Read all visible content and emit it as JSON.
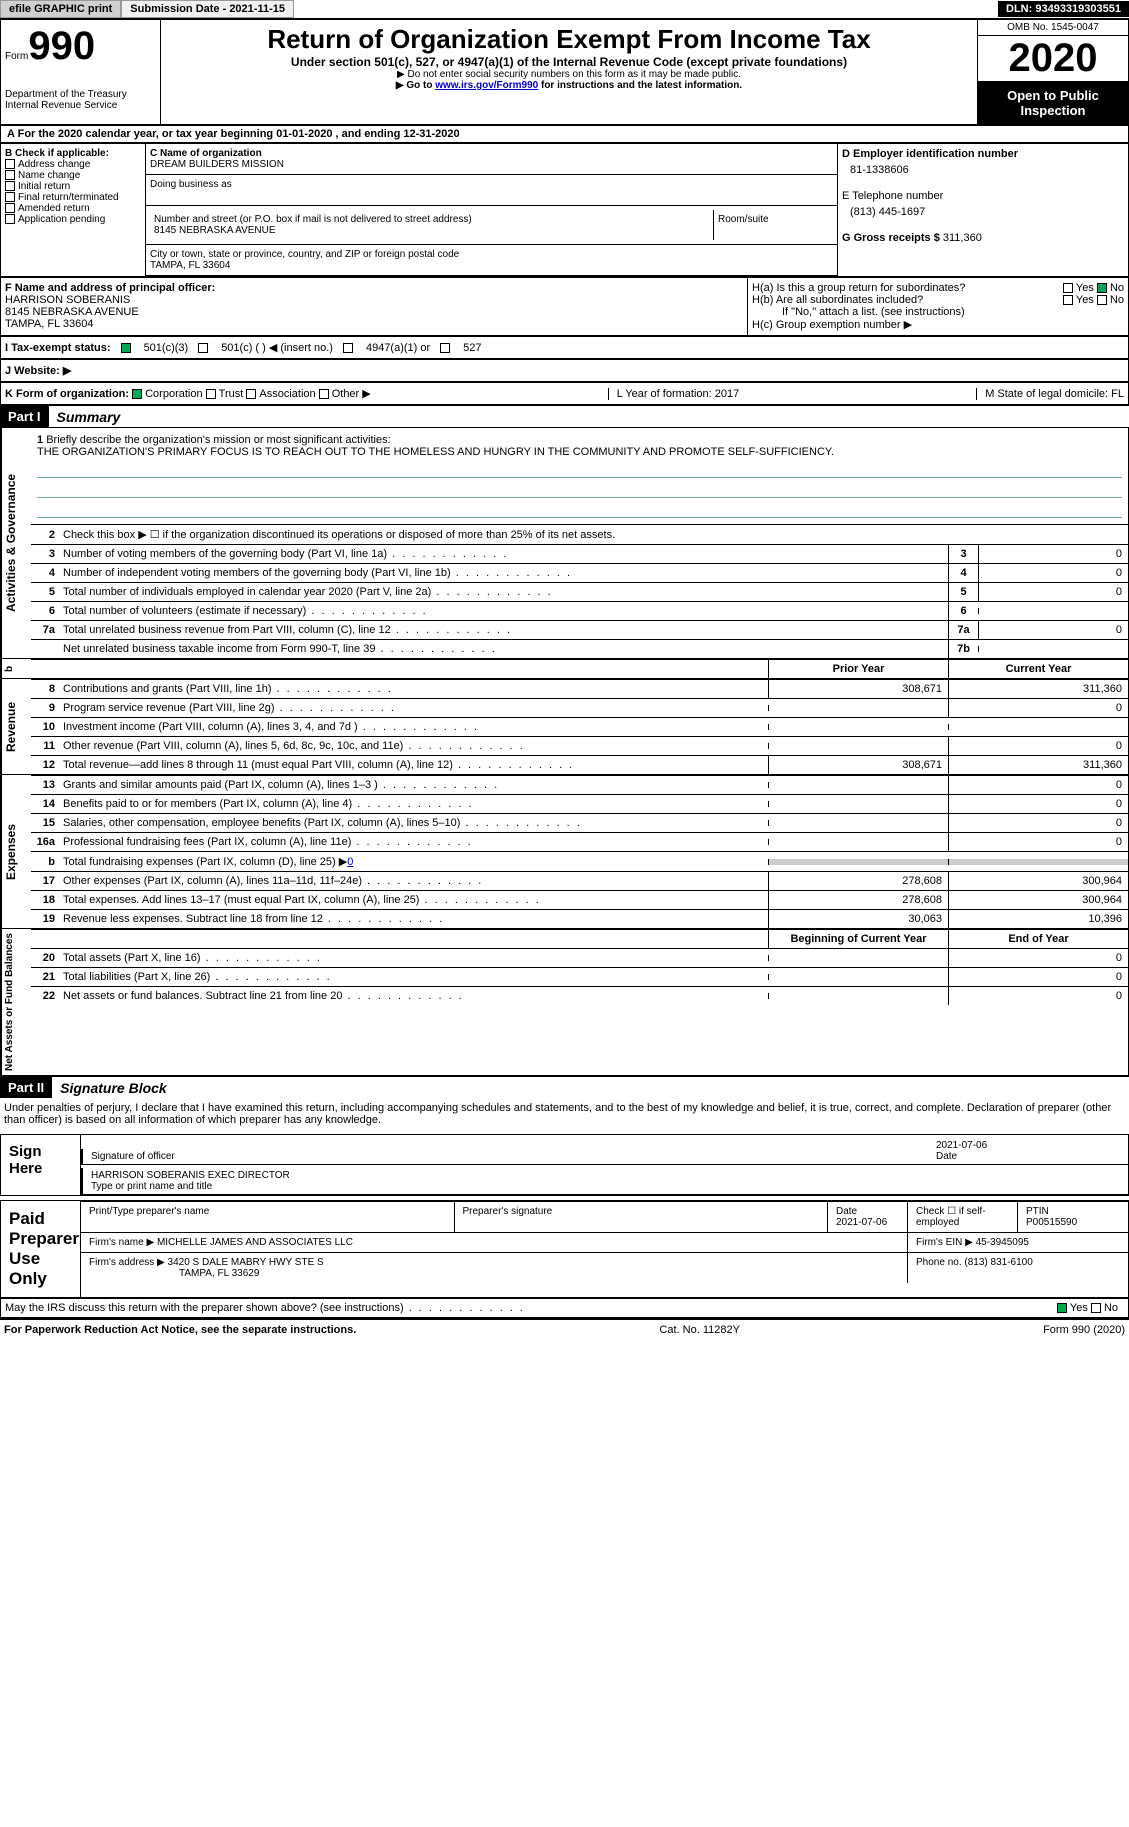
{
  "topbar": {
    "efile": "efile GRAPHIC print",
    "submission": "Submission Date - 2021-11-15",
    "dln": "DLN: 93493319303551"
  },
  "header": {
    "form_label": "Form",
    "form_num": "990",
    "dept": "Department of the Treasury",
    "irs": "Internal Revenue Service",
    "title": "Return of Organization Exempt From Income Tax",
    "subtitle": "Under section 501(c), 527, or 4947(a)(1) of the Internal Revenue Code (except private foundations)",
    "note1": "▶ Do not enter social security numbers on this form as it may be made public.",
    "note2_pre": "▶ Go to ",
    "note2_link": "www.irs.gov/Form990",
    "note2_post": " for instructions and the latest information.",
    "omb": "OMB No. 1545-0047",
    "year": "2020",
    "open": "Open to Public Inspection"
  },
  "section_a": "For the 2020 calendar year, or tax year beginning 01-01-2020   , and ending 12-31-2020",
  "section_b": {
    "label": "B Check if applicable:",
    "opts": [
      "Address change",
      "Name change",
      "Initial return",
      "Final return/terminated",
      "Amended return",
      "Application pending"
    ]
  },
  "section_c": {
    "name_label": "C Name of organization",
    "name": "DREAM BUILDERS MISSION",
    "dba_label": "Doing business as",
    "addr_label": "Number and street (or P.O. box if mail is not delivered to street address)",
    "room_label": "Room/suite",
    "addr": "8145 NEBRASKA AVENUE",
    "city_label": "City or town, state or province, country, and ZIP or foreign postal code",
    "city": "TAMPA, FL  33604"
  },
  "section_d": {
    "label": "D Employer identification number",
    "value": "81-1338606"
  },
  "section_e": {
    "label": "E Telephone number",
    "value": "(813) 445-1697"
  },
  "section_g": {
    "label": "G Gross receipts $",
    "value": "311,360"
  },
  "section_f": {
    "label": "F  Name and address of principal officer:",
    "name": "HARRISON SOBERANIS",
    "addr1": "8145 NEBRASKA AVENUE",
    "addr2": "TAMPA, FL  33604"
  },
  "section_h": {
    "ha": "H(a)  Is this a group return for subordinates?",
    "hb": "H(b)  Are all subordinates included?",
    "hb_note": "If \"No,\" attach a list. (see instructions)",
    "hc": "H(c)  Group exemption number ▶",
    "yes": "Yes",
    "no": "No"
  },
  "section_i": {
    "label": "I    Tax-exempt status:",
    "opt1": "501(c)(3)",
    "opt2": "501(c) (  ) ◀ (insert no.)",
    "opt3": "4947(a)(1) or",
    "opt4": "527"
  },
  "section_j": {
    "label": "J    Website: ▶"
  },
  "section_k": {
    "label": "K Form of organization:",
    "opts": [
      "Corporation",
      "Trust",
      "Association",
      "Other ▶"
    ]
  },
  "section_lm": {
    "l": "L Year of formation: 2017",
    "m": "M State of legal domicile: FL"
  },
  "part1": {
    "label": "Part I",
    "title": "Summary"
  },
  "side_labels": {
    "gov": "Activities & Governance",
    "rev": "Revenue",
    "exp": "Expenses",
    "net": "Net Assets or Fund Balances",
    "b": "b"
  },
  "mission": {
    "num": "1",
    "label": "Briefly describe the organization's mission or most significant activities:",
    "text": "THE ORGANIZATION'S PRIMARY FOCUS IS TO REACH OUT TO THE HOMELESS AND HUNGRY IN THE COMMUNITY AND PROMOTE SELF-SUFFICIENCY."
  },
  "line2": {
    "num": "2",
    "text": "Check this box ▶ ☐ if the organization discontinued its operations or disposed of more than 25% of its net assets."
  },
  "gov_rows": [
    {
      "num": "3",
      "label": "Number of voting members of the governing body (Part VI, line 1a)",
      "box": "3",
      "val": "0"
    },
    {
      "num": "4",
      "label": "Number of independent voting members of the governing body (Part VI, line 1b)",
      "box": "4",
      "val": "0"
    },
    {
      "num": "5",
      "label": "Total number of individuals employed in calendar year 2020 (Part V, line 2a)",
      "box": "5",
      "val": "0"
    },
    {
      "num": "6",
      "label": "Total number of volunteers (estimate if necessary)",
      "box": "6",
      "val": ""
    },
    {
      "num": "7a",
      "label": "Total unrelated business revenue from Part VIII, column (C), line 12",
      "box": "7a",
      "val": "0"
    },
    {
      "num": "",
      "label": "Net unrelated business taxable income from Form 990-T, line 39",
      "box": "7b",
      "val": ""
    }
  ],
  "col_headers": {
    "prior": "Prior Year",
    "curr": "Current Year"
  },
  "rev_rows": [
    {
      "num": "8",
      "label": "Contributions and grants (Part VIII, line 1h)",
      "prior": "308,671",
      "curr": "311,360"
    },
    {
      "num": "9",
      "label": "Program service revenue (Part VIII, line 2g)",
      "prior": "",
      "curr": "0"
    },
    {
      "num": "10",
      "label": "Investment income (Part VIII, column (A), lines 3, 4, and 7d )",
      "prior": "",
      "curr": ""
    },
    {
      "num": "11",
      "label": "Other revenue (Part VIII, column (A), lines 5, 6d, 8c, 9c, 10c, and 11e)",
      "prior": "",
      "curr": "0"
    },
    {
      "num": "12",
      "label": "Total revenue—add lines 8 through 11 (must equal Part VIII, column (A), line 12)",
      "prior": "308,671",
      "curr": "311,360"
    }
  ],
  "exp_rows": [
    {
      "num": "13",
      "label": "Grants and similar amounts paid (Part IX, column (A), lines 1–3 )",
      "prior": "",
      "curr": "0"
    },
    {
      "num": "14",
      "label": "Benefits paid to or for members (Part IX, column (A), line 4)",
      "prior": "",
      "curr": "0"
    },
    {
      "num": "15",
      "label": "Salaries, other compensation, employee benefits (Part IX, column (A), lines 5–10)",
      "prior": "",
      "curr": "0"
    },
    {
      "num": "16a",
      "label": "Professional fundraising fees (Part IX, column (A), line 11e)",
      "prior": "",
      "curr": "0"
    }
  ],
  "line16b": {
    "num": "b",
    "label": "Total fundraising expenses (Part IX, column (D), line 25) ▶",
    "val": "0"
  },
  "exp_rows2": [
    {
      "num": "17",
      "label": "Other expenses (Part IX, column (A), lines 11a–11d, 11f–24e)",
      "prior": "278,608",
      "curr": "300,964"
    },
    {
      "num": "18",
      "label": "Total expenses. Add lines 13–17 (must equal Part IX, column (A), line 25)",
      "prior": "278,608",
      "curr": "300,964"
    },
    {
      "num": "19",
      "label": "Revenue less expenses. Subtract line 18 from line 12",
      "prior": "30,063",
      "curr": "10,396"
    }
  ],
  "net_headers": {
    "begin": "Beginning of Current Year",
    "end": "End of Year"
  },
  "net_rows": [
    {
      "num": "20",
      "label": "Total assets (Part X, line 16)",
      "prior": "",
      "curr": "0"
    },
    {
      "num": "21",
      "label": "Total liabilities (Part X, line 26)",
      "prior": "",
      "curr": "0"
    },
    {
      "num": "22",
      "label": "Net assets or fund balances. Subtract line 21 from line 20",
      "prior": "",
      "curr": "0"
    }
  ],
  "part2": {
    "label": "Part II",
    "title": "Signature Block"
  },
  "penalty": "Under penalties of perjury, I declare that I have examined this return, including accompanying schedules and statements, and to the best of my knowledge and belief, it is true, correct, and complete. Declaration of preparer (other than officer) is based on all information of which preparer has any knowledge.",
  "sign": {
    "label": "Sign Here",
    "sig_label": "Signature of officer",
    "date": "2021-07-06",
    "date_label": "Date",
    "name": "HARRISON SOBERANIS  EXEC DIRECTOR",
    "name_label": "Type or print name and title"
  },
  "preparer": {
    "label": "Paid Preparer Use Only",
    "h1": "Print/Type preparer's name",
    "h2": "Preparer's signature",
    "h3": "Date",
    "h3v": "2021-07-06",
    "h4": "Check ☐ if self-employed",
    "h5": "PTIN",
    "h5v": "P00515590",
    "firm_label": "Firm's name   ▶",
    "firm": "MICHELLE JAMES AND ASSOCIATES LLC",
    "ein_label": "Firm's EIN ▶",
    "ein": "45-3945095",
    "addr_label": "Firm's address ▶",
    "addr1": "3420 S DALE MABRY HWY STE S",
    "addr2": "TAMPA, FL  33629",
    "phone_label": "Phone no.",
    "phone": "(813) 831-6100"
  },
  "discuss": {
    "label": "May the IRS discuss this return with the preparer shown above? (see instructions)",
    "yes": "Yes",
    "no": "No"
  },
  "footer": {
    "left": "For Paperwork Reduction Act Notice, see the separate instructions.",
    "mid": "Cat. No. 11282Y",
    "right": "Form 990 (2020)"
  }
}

** Aim **
Examine the records and pull out every line where the string "Current" occurs.

** The reply **
    "curr": "Current Year"
    "begin": "Beginning of Current Year",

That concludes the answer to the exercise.